[begin Supplied data]

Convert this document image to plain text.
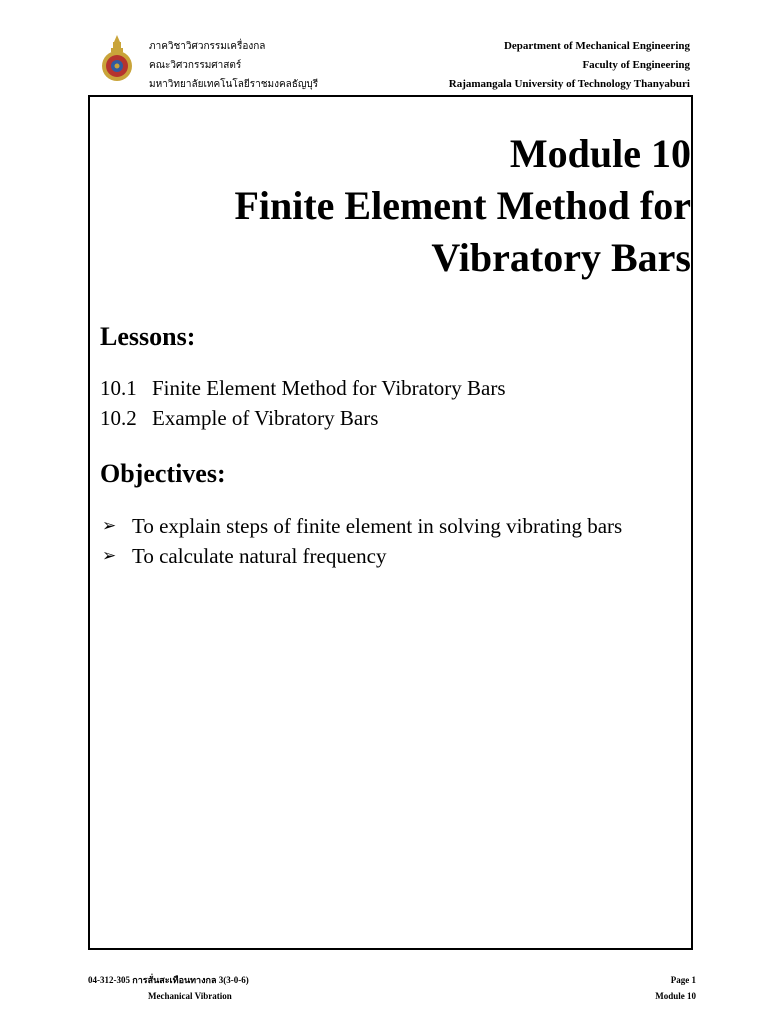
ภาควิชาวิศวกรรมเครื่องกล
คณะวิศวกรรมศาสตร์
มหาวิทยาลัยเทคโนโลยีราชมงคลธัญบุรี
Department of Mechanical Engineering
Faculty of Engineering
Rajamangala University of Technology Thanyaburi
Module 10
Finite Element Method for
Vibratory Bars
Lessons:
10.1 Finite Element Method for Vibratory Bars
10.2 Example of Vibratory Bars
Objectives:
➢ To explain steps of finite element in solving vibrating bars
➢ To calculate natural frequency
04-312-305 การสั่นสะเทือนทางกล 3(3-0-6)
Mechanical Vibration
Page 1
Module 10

[end Supplied data]
[begin Supplied data]

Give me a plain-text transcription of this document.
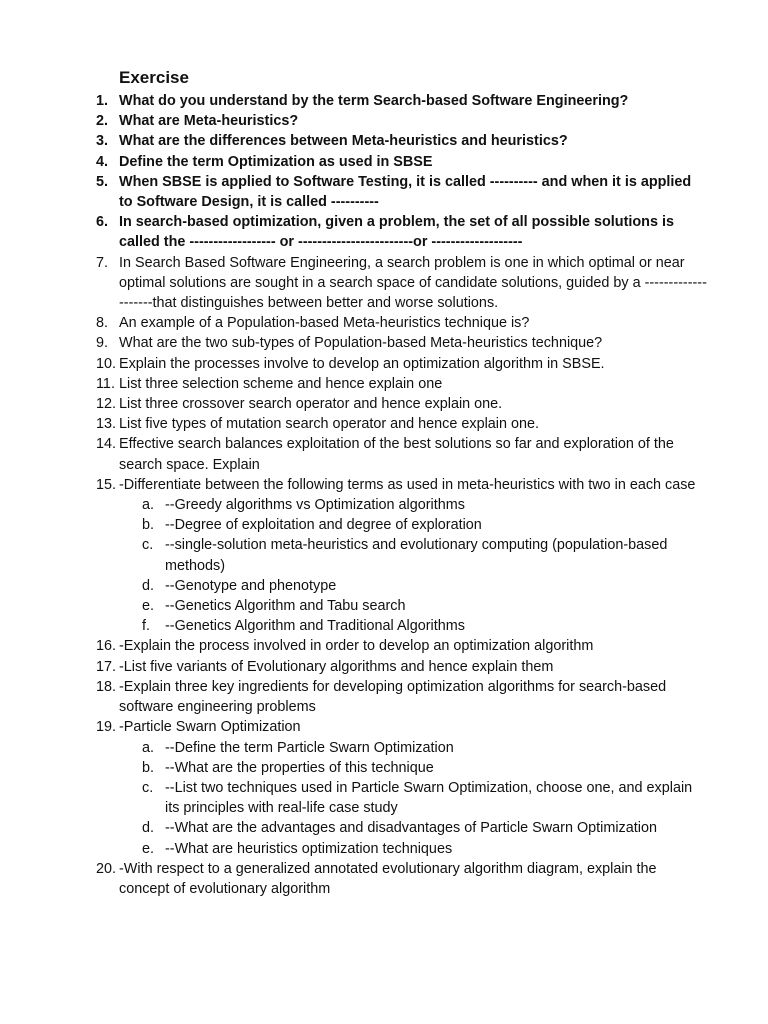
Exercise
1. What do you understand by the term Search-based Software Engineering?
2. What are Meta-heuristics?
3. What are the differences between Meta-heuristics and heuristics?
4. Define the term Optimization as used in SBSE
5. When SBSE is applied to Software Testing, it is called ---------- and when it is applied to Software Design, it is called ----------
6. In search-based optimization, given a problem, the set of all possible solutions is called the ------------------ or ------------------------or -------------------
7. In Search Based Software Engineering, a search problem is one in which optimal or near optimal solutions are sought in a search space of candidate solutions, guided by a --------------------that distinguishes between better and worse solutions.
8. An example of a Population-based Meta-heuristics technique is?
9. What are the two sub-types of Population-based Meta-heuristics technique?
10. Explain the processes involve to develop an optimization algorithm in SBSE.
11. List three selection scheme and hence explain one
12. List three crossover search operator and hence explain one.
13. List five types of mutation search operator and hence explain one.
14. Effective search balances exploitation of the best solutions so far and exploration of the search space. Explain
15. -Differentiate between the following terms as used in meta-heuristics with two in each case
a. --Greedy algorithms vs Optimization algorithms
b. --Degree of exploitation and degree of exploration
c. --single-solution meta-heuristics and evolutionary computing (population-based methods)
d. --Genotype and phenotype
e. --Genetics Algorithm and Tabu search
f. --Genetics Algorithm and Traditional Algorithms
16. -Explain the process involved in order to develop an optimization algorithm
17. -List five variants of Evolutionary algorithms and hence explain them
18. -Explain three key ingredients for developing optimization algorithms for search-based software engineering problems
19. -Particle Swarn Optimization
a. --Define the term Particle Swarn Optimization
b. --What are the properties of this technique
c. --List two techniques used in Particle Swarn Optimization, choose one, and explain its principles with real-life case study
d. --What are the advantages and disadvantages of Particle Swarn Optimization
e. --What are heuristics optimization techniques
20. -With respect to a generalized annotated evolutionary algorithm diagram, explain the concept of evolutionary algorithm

[end Supplied data]
[begin Supplied data]

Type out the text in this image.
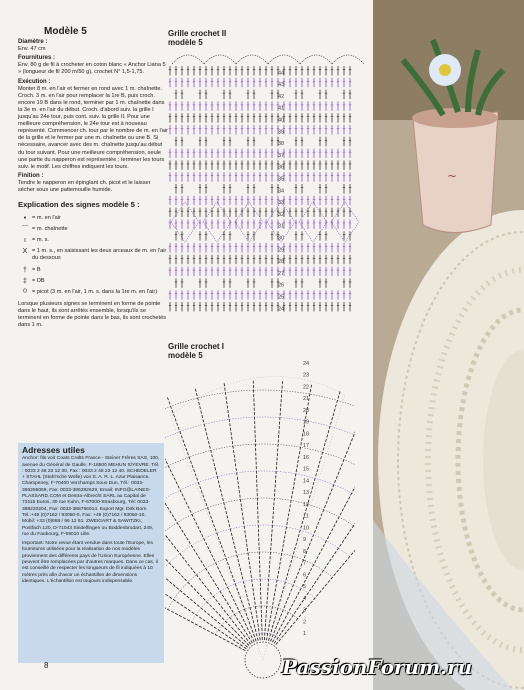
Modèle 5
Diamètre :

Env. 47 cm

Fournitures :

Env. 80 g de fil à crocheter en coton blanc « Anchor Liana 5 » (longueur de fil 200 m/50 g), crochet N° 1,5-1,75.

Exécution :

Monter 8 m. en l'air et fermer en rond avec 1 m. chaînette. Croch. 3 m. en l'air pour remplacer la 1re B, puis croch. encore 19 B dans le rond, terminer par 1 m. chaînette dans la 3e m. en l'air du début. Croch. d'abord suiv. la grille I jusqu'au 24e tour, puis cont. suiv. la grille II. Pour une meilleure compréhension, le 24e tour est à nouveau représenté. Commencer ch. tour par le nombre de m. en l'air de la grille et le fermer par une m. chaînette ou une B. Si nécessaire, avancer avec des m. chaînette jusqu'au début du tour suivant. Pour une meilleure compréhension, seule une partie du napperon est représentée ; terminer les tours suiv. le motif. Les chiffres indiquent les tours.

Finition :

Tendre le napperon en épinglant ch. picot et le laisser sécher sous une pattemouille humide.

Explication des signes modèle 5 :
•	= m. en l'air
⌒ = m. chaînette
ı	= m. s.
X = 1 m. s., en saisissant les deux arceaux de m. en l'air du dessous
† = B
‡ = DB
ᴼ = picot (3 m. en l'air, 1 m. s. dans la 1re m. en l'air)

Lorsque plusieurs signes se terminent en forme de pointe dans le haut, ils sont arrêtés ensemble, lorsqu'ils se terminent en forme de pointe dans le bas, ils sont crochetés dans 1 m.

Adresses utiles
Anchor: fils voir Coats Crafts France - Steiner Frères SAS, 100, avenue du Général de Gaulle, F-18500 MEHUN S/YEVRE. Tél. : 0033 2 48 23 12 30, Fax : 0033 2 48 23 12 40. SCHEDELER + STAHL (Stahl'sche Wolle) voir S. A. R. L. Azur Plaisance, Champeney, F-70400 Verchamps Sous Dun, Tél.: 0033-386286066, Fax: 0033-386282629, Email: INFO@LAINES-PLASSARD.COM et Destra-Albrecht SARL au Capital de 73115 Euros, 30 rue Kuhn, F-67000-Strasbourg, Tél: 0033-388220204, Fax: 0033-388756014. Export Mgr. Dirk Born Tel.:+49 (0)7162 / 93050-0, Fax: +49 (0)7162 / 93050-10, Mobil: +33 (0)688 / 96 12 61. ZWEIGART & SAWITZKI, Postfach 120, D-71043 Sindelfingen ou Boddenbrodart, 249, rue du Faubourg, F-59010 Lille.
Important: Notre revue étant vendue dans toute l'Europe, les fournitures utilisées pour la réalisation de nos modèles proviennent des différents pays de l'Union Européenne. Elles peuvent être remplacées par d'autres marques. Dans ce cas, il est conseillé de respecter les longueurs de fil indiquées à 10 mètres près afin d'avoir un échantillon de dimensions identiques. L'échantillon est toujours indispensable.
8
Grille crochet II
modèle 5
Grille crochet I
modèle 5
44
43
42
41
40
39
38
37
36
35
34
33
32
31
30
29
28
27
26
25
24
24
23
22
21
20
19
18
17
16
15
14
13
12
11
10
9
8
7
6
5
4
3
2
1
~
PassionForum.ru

[end Supplied data]

(The problem) Among the lines of the data, identify those with the word "solutions". Copy each of them.

(Exercise output)
6. In search-based optimization, given a problem, the set of all possible solutions is called the ------------------ or ------------------------or -------------------
7. In Search Based Software Engineering, a search problem is one in which optimal or near optimal solutions are sought in a search space of candidate solutions, guided by a --------------------that distinguishes between better and worse solutions.
14. Effective search balances exploitation of the best solutions so far and exploration of the search space. Explain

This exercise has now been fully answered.